■ **TO BE DONE**:
Pick out every line that holds the string "this" and copy it.

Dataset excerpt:

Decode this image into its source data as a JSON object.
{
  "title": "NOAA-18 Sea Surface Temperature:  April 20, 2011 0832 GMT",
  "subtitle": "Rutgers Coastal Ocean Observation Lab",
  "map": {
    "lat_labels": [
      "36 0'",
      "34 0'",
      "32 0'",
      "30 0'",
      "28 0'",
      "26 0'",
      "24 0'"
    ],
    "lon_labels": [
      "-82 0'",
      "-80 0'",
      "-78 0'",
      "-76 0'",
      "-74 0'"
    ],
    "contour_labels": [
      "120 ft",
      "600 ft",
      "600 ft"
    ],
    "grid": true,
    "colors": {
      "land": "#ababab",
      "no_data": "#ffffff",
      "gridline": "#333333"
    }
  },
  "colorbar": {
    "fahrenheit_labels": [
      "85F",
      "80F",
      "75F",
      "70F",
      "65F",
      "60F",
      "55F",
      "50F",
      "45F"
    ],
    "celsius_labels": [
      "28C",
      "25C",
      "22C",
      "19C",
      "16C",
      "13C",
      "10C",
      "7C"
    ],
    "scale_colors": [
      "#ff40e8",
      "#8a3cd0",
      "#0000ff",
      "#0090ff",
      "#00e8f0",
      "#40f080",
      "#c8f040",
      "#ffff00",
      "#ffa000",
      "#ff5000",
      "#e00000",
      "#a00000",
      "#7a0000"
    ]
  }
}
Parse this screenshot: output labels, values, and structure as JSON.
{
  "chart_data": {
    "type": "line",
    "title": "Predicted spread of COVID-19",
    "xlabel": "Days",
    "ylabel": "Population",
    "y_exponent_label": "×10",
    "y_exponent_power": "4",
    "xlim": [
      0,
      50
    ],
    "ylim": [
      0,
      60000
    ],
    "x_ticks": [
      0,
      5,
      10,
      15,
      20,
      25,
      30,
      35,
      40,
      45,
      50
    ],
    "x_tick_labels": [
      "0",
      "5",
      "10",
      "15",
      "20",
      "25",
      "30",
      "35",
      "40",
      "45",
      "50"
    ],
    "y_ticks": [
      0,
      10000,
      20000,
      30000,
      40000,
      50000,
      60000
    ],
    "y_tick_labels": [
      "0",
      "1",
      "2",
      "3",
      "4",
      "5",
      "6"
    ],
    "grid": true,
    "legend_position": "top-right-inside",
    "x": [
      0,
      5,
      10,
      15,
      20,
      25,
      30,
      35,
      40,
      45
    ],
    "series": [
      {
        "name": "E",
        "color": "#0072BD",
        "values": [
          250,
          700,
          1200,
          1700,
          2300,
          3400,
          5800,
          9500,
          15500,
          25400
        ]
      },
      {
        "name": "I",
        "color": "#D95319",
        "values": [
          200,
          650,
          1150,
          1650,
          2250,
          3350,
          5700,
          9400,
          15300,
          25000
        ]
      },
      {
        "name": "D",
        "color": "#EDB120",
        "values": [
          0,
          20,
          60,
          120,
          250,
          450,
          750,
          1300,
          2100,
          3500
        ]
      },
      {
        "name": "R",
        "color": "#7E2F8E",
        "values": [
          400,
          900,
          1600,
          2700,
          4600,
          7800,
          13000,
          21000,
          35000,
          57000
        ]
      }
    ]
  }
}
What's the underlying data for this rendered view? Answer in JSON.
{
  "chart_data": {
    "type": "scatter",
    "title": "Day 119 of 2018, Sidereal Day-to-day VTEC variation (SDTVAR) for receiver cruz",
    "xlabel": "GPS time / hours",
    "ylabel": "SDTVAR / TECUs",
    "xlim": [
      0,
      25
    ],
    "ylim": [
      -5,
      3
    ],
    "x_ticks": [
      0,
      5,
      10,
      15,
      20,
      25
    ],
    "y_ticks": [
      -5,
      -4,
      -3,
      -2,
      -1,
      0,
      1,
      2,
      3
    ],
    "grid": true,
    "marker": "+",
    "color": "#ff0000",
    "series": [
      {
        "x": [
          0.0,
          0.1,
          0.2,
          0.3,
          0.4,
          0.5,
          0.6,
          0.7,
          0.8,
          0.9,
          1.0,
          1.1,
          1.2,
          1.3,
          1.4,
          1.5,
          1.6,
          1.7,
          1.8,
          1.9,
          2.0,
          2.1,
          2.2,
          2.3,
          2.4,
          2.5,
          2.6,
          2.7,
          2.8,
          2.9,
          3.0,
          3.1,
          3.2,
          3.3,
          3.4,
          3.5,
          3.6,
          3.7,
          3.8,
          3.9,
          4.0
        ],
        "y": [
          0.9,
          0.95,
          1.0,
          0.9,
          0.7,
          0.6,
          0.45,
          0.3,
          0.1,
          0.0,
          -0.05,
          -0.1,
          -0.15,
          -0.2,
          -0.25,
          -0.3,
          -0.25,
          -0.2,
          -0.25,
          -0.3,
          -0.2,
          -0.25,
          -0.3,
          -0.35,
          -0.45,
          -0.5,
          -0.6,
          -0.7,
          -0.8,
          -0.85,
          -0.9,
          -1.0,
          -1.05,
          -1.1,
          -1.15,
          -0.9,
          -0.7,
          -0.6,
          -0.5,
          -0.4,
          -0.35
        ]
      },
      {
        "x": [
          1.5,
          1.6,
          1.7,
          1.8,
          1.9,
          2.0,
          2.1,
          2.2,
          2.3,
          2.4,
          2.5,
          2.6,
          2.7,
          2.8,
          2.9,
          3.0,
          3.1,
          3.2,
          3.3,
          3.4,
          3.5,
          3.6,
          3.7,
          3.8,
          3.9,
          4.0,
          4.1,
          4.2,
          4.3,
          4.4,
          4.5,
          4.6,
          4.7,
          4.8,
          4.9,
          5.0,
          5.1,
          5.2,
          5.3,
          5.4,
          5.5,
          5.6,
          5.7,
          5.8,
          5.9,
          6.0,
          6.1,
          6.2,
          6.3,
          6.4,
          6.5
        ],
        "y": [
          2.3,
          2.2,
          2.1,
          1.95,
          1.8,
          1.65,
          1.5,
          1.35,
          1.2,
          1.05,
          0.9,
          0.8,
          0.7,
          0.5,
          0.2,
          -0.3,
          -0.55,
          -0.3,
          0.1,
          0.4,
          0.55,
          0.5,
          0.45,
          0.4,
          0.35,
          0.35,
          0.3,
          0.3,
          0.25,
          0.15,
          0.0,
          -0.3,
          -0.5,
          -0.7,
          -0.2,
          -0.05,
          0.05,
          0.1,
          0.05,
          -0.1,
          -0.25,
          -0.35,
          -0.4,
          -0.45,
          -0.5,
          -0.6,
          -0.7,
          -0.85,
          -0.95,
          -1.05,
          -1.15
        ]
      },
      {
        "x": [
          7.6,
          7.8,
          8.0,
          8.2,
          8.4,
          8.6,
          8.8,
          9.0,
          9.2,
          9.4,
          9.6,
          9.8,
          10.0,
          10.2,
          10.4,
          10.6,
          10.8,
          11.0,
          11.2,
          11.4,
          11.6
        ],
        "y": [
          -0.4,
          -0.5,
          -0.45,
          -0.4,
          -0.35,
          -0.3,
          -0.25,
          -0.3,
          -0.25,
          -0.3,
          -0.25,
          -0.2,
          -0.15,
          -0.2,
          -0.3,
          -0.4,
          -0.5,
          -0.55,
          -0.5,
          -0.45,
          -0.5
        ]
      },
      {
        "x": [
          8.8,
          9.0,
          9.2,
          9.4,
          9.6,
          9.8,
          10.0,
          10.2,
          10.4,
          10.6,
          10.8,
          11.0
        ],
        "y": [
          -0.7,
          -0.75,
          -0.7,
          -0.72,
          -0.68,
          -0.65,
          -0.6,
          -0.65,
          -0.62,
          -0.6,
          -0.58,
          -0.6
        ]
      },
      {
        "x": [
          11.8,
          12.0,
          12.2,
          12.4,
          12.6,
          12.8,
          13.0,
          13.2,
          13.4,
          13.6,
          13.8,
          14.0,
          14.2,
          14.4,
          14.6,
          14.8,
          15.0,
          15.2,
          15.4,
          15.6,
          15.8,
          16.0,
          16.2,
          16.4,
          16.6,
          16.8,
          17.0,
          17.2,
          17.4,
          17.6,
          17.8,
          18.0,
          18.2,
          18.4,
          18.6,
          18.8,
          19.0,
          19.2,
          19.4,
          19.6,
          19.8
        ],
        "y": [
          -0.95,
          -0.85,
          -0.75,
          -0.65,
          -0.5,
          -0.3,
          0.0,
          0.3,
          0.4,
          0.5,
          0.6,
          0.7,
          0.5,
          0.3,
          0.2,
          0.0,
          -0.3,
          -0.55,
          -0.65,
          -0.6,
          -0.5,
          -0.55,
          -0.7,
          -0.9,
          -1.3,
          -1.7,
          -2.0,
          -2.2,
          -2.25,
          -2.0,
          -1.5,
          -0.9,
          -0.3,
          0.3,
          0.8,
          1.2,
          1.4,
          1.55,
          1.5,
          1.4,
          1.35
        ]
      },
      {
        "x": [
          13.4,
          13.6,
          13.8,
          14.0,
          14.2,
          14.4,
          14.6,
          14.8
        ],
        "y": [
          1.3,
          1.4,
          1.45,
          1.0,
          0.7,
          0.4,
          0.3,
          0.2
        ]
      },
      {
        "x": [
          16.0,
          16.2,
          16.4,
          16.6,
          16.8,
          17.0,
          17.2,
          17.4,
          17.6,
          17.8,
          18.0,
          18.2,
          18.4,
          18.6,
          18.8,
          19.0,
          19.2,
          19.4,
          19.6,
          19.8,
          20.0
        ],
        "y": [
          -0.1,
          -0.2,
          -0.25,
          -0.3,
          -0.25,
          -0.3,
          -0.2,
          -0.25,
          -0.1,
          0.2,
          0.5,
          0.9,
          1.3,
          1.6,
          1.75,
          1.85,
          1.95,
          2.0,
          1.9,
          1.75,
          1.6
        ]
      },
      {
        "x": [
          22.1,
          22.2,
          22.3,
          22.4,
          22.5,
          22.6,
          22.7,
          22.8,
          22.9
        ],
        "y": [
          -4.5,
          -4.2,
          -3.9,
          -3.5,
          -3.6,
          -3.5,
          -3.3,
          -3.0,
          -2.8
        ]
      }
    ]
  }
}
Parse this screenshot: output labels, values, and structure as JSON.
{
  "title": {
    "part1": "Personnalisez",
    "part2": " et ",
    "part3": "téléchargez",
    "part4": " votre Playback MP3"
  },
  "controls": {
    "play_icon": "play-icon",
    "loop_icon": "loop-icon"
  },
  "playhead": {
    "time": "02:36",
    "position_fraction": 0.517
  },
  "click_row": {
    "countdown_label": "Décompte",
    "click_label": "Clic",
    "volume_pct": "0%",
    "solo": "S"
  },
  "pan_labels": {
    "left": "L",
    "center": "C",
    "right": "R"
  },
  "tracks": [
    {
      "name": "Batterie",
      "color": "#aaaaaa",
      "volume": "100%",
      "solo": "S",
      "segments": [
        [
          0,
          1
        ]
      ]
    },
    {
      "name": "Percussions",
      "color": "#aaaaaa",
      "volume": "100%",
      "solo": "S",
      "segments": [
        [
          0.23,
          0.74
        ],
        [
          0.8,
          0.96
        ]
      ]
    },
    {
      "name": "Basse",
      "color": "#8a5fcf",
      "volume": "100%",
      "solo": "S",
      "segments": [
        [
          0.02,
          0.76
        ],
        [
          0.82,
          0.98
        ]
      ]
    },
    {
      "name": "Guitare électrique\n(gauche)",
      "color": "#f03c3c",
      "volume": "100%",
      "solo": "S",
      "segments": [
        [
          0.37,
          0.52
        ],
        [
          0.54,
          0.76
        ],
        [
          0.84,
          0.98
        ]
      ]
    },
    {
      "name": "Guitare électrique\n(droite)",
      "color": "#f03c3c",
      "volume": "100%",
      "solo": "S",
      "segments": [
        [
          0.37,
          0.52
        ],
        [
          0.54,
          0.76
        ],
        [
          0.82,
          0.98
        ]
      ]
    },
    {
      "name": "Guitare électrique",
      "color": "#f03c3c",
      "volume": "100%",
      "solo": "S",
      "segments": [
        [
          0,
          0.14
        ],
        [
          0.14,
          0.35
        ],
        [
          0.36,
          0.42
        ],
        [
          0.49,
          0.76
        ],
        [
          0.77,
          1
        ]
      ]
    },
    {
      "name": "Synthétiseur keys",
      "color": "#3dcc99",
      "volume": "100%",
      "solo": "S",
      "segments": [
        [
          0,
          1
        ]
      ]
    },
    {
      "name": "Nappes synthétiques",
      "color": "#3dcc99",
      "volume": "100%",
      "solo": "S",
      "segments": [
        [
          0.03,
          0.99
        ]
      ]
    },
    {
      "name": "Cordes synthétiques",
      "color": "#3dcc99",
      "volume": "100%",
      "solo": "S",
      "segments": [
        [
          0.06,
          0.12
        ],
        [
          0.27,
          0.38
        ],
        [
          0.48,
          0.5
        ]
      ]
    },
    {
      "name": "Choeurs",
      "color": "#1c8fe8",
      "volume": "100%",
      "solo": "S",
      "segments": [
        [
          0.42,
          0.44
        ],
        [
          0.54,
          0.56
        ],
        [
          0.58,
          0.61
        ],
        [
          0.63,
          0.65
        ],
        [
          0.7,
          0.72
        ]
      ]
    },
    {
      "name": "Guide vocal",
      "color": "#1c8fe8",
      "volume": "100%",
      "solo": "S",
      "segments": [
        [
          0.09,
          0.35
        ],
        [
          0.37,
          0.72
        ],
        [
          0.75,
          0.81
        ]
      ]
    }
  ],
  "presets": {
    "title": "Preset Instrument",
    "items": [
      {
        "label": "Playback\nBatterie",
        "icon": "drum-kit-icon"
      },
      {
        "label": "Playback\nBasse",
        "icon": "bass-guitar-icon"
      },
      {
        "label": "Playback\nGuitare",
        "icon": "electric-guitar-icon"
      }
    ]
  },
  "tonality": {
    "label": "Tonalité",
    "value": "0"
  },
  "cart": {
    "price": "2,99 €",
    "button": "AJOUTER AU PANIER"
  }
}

■ **WORKED SOLUTION**:
Decode this image into its source data as a JSON object.
Parse this screenshot: output labels, values, and structure as JSON.
What's the underlying data for this rendered view? Answer in JSON.
Parse this screenshot: output labels, values, and structure as JSON.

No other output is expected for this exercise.